AIM OF THE TASK → Restate the entries word for word, omitting nothing.

STORED ROWS →

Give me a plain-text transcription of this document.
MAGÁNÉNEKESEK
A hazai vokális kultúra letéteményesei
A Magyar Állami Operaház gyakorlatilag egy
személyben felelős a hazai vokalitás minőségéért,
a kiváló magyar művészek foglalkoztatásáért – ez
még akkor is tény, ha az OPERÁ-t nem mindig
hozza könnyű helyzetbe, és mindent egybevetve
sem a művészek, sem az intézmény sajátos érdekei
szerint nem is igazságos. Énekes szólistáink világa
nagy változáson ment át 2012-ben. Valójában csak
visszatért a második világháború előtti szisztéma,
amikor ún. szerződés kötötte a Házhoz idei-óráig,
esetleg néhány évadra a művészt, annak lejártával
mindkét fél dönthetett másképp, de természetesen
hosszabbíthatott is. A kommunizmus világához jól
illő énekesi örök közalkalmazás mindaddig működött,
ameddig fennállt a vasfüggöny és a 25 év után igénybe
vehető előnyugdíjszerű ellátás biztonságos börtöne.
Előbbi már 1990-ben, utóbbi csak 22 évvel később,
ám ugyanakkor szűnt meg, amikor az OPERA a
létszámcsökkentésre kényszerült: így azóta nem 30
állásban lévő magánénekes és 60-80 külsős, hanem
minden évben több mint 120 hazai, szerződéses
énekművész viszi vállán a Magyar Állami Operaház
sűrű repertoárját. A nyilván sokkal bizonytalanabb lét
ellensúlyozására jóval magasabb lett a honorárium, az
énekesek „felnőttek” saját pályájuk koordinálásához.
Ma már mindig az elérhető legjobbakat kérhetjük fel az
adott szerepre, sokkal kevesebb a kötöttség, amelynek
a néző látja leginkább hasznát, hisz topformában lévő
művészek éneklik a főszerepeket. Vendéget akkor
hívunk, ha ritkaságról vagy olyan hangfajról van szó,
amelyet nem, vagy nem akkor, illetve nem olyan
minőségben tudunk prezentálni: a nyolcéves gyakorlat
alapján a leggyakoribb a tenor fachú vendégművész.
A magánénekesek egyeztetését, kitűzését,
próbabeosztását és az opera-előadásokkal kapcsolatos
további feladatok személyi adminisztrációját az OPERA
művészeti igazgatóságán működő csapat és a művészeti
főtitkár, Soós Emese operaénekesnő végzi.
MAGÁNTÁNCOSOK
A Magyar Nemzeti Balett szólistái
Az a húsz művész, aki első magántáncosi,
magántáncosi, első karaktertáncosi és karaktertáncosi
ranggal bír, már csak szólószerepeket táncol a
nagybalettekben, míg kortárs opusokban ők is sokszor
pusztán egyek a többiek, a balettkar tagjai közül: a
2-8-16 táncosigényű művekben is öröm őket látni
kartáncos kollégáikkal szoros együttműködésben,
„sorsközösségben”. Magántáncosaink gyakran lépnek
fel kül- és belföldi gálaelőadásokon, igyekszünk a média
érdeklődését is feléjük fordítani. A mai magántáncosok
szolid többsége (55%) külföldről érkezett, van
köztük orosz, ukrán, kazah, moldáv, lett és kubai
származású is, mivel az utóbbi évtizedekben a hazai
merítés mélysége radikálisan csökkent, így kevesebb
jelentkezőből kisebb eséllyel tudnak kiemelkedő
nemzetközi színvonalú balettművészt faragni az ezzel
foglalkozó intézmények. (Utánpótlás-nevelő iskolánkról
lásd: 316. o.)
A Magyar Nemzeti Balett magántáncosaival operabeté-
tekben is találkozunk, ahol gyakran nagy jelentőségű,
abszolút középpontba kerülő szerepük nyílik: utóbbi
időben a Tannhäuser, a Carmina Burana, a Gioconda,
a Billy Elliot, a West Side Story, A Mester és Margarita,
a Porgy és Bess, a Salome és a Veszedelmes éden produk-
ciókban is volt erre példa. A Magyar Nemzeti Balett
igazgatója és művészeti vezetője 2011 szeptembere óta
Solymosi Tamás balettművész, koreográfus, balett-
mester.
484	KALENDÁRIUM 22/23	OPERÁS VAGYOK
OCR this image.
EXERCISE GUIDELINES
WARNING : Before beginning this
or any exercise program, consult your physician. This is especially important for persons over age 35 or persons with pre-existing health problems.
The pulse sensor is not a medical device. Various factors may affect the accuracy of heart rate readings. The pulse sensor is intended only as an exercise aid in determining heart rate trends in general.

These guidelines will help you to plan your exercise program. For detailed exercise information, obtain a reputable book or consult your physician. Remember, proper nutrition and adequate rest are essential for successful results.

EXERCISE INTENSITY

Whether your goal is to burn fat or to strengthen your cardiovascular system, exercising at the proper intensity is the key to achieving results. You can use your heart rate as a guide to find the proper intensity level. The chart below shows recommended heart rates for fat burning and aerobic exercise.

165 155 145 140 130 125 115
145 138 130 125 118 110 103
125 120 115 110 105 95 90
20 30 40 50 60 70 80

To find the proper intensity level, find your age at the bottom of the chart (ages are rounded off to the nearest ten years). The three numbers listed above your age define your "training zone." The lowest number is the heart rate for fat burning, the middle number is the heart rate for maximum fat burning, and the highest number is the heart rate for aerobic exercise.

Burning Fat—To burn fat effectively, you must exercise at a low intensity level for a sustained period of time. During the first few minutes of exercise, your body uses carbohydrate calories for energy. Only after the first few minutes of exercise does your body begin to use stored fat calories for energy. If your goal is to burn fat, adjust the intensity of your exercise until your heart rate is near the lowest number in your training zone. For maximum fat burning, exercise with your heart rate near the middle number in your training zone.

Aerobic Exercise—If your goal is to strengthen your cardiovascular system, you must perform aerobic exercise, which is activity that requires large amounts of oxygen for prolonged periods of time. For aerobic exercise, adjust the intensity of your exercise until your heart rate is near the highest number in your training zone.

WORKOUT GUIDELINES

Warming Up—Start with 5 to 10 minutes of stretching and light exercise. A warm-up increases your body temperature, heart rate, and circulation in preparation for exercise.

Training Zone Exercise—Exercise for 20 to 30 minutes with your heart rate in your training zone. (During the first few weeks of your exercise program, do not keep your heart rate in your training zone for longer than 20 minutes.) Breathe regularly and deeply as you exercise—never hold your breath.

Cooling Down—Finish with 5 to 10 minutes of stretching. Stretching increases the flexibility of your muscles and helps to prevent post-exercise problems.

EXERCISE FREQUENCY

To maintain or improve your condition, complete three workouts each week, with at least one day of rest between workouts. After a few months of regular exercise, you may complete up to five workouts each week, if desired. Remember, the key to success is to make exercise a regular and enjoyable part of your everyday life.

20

SOLVED PROBLEM →
Give me a plain-text transcription of this document.
MAGÁNÉNEKESEK
A hazai vokális kultúra letéteményesei
A Magyar Állami Operaház gyakorlatilag egy
személyben felelős a hazai vokalitás minőségéért,
a kiváló magyar művészek foglalkoztatásáért – ez
még akkor is tény, ha az OPERÁ-t nem mindig
hozza könnyű helyzetbe, és mindent egybevetve
sem a művészek, sem az intézmény sajátos érdekei
szerint nem is igazságos. Énekes szólistáink világa
nagy változáson ment át 2012-ben. Valójában csak
visszatért a második világháború előtti szisztéma,
amikor ún. szerződés kötötte a Házhoz idei-óráig,
esetleg néhány évadra a művészt, annak lejártával
mindkét fél dönthetett másképp, de természetesen
hosszabbíthatott is. A kommunizmus világához jól
illő énekesi örök közalkalmazás mindaddig működött,
ameddig fennállt a vasfüggöny és a 25 év után igénybe
vehető előnyugdíjszerű ellátás biztonságos börtöne.
Előbbi már 1990-ben, utóbbi csak 22 évvel később,
ám ugyanakkor szűnt meg, amikor az OPERA a
létszámcsökkentésre kényszerült: így azóta nem 30
állásban lévő magánénekes és 60-80 külsős, hanem
minden évben több mint 120 hazai, szerződéses
énekművész viszi vállán a Magyar Állami Operaház
sűrű repertoárját. A nyilván sokkal bizonytalanabb lét
ellensúlyozására jóval magasabb lett a honorárium, az
énekesek „felnőttek” saját pályájuk koordinálásához.
Ma már mindig az elérhető legjobbakat kérhetjük fel az
adott szerepre, sokkal kevesebb a kötöttség, amelynek
a néző látja leginkább hasznát, hisz topformában lévő
művészek éneklik a főszerepeket. Vendéget akkor
hívunk, ha ritkaságról vagy olyan hangfajról van szó,
amelyet nem, vagy nem akkor, illetve nem olyan
minőségben tudunk prezentálni: a nyolcéves gyakorlat
alapján a leggyakoribb a tenor fachú vendégművész.
A magánénekesek egyeztetését, kitűzését,
próbabeosztását és az opera-előadásokkal kapcsolatos
további feladatok személyi adminisztrációját az OPERA
művészeti igazgatóságán működő csapat és a művészeti
főtitkár, Soós Emese operaénekesnő végzi.
MAGÁNTÁNCOSOK
A Magyar Nemzeti Balett szólistái
Az a húsz művész, aki első magántáncosi,
magántáncosi, első karaktertáncosi és karaktertáncosi
ranggal bír, már csak szólószerepeket táncol a
nagybalettekben, míg kortárs opusokban ők is sokszor
pusztán egyek a többiek, a balettkar tagjai közül: a
2-8-16 táncosigényű művekben is öröm őket látni
kartáncos kollégáikkal szoros együttműködésben,
„sorsközösségben”. Magántáncosaink gyakran lépnek
fel kül- és belföldi gálaelőadásokon, igyekszünk a média
érdeklődését is feléjük fordítani. A mai magántáncosok
szolid többsége (55%) külföldről érkezett, van
köztük orosz, ukrán, kazah, moldáv, lett és kubai
származású is, mivel az utóbbi évtizedekben a hazai
merítés mélysége radikálisan csökkent, így kevesebb
jelentkezőből kisebb eséllyel tudnak kiemelkedő
nemzetközi színvonalú balettművészt faragni az ezzel
foglalkozó intézmények. (Utánpótlás-nevelő iskolánkról
lásd: 316. o.)
A Magyar Nemzeti Balett magántáncosaival operabeté-
tekben is találkozunk, ahol gyakran nagy jelentőségű,
abszolút középpontba kerülő szerepük nyílik: utóbbi
időben a Tannhäuser, a Carmina Burana, a Gioconda,
a Billy Elliot, a West Side Story, A Mester és Margarita,
a Porgy és Bess, a Salome és a Veszedelmes éden produk-
ciókban is volt erre példa. A Magyar Nemzeti Balett
igazgatója és művészeti vezetője 2011 szeptembere óta
Solymosi Tamás balettművész, koreográfus, balett-
mester.
484	KALENDÁRIUM 22/23	OPERÁS VAGYOK
OCR this image.
EXERCISE GUIDELINES
WARNING : Before beginning this
or any exercise program, consult your physician. This is especially important for persons over age 35 or persons with pre-existing health problems.
The pulse sensor is not a medical device. Various factors may affect the accuracy of heart rate readings. The pulse sensor is intended only as an exercise aid in determining heart rate trends in general.

These guidelines will help you to plan your exercise program. For detailed exercise information, obtain a reputable book or consult your physician. Remember, proper nutrition and adequate rest are essential for successful results.

EXERCISE INTENSITY

Whether your goal is to burn fat or to strengthen your cardiovascular system, exercising at the proper intensity is the key to achieving results. You can use your heart rate as a guide to find the proper intensity level. The chart below shows recommended heart rates for fat burning and aerobic exercise.

165 155 145 140 130 125 115
145 138 130 125 118 110 103
125 120 115 110 105 95 90
20 30 40 50 60 70 80

To find the proper intensity level, find your age at the bottom of the chart (ages are rounded off to the nearest ten years). The three numbers listed above your age define your "training zone." The lowest number is the heart rate for fat burning, the middle number is the heart rate for maximum fat burning, and the highest number is the heart rate for aerobic exercise.

Burning Fat—To burn fat effectively, you must exercise at a low intensity level for a sustained period of time. During the first few minutes of exercise, your body uses carbohydrate calories for energy. Only after the first few minutes of exercise does your body begin to use stored fat calories for energy. If your goal is to burn fat, adjust the intensity of your exercise until your heart rate is near the lowest number in your training zone. For maximum fat burning, exercise with your heart rate near the middle number in your training zone.

Aerobic Exercise—If your goal is to strengthen your cardiovascular system, you must perform aerobic exercise, which is activity that requires large amounts of oxygen for prolonged periods of time. For aerobic exercise, adjust the intensity of your exercise until your heart rate is near the highest number in your training zone.

WORKOUT GUIDELINES

Warming Up—Start with 5 to 10 minutes of stretching and light exercise. A warm-up increases your body temperature, heart rate, and circulation in preparation for exercise.

Training Zone Exercise—Exercise for 20 to 30 minutes with your heart rate in your training zone. (During the first few weeks of your exercise program, do not keep your heart rate in your training zone for longer than 20 minutes.) Breathe regularly and deeply as you exercise—never hold your breath.

Cooling Down—Finish with 5 to 10 minutes of stretching. Stretching increases the flexibility of your muscles and helps to prevent post-exercise problems.

EXERCISE FREQUENCY

To maintain or improve your condition, complete three workouts each week, with at least one day of rest between workouts. After a few months of regular exercise, you may complete up to five workouts each week, if desired. Remember, the key to success is to make exercise a regular and enjoyable part of your everyday life.

20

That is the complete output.